Figure collection entries:
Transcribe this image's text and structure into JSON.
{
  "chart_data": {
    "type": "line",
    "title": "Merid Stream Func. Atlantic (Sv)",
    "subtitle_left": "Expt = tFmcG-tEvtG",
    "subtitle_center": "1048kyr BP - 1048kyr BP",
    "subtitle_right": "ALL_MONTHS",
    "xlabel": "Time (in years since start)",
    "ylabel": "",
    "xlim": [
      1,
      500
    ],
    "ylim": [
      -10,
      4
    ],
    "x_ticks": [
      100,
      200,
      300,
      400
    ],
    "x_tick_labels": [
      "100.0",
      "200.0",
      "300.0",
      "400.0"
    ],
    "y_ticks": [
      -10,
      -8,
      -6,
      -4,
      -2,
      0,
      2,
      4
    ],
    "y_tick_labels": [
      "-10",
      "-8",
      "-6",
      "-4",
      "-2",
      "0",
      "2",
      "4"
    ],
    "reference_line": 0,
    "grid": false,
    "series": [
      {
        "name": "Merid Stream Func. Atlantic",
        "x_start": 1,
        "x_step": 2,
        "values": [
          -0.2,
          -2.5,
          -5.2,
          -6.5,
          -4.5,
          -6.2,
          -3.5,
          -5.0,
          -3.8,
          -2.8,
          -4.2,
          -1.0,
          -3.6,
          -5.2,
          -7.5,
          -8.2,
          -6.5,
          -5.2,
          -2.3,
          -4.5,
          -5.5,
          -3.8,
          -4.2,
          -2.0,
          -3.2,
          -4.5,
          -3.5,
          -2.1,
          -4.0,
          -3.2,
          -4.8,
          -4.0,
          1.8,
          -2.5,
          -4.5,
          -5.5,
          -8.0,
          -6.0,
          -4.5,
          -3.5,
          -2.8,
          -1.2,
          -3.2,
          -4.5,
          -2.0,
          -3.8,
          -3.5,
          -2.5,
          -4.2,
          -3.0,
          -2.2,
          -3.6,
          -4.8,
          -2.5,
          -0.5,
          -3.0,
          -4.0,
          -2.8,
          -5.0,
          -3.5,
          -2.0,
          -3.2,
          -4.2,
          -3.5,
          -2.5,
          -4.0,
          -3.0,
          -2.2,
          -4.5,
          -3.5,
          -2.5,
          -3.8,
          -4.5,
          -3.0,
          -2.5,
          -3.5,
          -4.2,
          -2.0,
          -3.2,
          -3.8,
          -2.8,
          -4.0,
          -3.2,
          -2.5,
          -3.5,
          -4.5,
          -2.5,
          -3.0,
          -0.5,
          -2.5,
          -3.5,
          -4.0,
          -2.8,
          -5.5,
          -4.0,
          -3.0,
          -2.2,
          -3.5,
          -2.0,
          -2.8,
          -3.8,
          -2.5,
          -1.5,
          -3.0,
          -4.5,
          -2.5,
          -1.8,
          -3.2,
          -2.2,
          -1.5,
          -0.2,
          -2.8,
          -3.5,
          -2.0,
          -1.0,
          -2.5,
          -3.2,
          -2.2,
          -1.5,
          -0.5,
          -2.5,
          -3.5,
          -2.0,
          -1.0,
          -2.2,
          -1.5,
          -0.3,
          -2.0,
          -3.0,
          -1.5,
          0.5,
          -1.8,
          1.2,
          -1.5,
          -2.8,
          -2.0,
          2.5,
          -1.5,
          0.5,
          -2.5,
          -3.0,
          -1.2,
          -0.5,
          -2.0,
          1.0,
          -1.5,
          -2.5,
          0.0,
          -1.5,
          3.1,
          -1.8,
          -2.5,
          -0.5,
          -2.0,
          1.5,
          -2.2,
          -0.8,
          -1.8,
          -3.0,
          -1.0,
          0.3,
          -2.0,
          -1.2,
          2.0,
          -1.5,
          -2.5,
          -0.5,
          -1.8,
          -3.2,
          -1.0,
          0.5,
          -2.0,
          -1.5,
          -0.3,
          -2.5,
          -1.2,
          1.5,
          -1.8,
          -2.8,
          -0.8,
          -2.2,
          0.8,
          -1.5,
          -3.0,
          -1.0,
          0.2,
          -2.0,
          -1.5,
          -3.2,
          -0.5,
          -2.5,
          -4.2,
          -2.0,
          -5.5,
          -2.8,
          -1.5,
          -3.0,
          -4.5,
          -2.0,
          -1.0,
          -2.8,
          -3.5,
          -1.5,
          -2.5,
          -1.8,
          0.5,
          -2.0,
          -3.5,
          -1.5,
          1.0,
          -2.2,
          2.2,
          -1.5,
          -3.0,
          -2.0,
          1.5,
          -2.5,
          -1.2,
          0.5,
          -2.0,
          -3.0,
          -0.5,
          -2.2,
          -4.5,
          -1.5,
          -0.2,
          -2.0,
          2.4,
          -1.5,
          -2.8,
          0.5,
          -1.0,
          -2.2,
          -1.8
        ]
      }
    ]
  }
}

→ What is required: Transcribe each entry exactly.

→ Full output:
Transcribe this image's text and structure into JSON.
{
  "chart_data": {
    "type": "line",
    "title": "Merid Stream Func. Atlantic (Sv)",
    "subtitle_left": "Expt = tFmcG-tEvtG",
    "subtitle_center": "1048kyr BP - 1048kyr BP",
    "subtitle_right": "ALL_MONTHS",
    "xlabel": "Time (in years since start)",
    "ylabel": "",
    "xlim": [
      1,
      500
    ],
    "ylim": [
      -10,
      4
    ],
    "x_ticks": [
      100,
      200,
      300,
      400
    ],
    "x_tick_labels": [
      "100.0",
      "200.0",
      "300.0",
      "400.0"
    ],
    "y_ticks": [
      -10,
      -8,
      -6,
      -4,
      -2,
      0,
      2,
      4
    ],
    "y_tick_labels": [
      "-10",
      "-8",
      "-6",
      "-4",
      "-2",
      "0",
      "2",
      "4"
    ],
    "reference_line": 0,
    "grid": false,
    "series": [
      {
        "name": "Merid Stream Func. Atlantic",
        "x_start": 1,
        "x_step": 2,
        "values": [
          -0.2,
          -2.5,
          -5.2,
          -6.5,
          -4.5,
          -6.2,
          -3.5,
          -5.0,
          -3.8,
          -2.8,
          -4.2,
          -1.0,
          -3.6,
          -5.2,
          -7.5,
          -8.2,
          -6.5,
          -5.2,
          -2.3,
          -4.5,
          -5.5,
          -3.8,
          -4.2,
          -2.0,
          -3.2,
          -4.5,
          -3.5,
          -2.1,
          -4.0,
          -3.2,
          -4.8,
          -4.0,
          1.8,
          -2.5,
          -4.5,
          -5.5,
          -8.0,
          -6.0,
          -4.5,
          -3.5,
          -2.8,
          -1.2,
          -3.2,
          -4.5,
          -2.0,
          -3.8,
          -3.5,
          -2.5,
          -4.2,
          -3.0,
          -2.2,
          -3.6,
          -4.8,
          -2.5,
          -0.5,
          -3.0,
          -4.0,
          -2.8,
          -5.0,
          -3.5,
          -2.0,
          -3.2,
          -4.2,
          -3.5,
          -2.5,
          -4.0,
          -3.0,
          -2.2,
          -4.5,
          -3.5,
          -2.5,
          -3.8,
          -4.5,
          -3.0,
          -2.5,
          -3.5,
          -4.2,
          -2.0,
          -3.2,
          -3.8,
          -2.8,
          -4.0,
          -3.2,
          -2.5,
          -3.5,
          -4.5,
          -2.5,
          -3.0,
          -0.5,
          -2.5,
          -3.5,
          -4.0,
          -2.8,
          -5.5,
          -4.0,
          -3.0,
          -2.2,
          -3.5,
          -2.0,
          -2.8,
          -3.8,
          -2.5,
          -1.5,
          -3.0,
          -4.5,
          -2.5,
          -1.8,
          -3.2,
          -2.2,
          -1.5,
          -0.2,
          -2.8,
          -3.5,
          -2.0,
          -1.0,
          -2.5,
          -3.2,
          -2.2,
          -1.5,
          -0.5,
          -2.5,
          -3.5,
          -2.0,
          -1.0,
          -2.2,
          -1.5,
          -0.3,
          -2.0,
          -3.0,
          -1.5,
          0.5,
          -1.8,
          1.2,
          -1.5,
          -2.8,
          -2.0,
          2.5,
          -1.5,
          0.5,
          -2.5,
          -3.0,
          -1.2,
          -0.5,
          -2.0,
          1.0,
          -1.5,
          -2.5,
          0.0,
          -1.5,
          3.1,
          -1.8,
          -2.5,
          -0.5,
          -2.0,
          1.5,
          -2.2,
          -0.8,
          -1.8,
          -3.0,
          -1.0,
          0.3,
          -2.0,
          -1.2,
          2.0,
          -1.5,
          -2.5,
          -0.5,
          -1.8,
          -3.2,
          -1.0,
          0.5,
          -2.0,
          -1.5,
          -0.3,
          -2.5,
          -1.2,
          1.5,
          -1.8,
          -2.8,
          -0.8,
          -2.2,
          0.8,
          -1.5,
          -3.0,
          -1.0,
          0.2,
          -2.0,
          -1.5,
          -3.2,
          -0.5,
          -2.5,
          -4.2,
          -2.0,
          -5.5,
          -2.8,
          -1.5,
          -3.0,
          -4.5,
          -2.0,
          -1.0,
          -2.8,
          -3.5,
          -1.5,
          -2.5,
          -1.8,
          0.5,
          -2.0,
          -3.5,
          -1.5,
          1.0,
          -2.2,
          2.2,
          -1.5,
          -3.0,
          -2.0,
          1.5,
          -2.5,
          -1.2,
          0.5,
          -2.0,
          -3.0,
          -0.5,
          -2.2,
          -4.5,
          -1.5,
          -0.2,
          -2.0,
          2.4,
          -1.5,
          -2.8,
          0.5,
          -1.0,
          -2.2,
          -1.8
        ]
      }
    ]
  }
}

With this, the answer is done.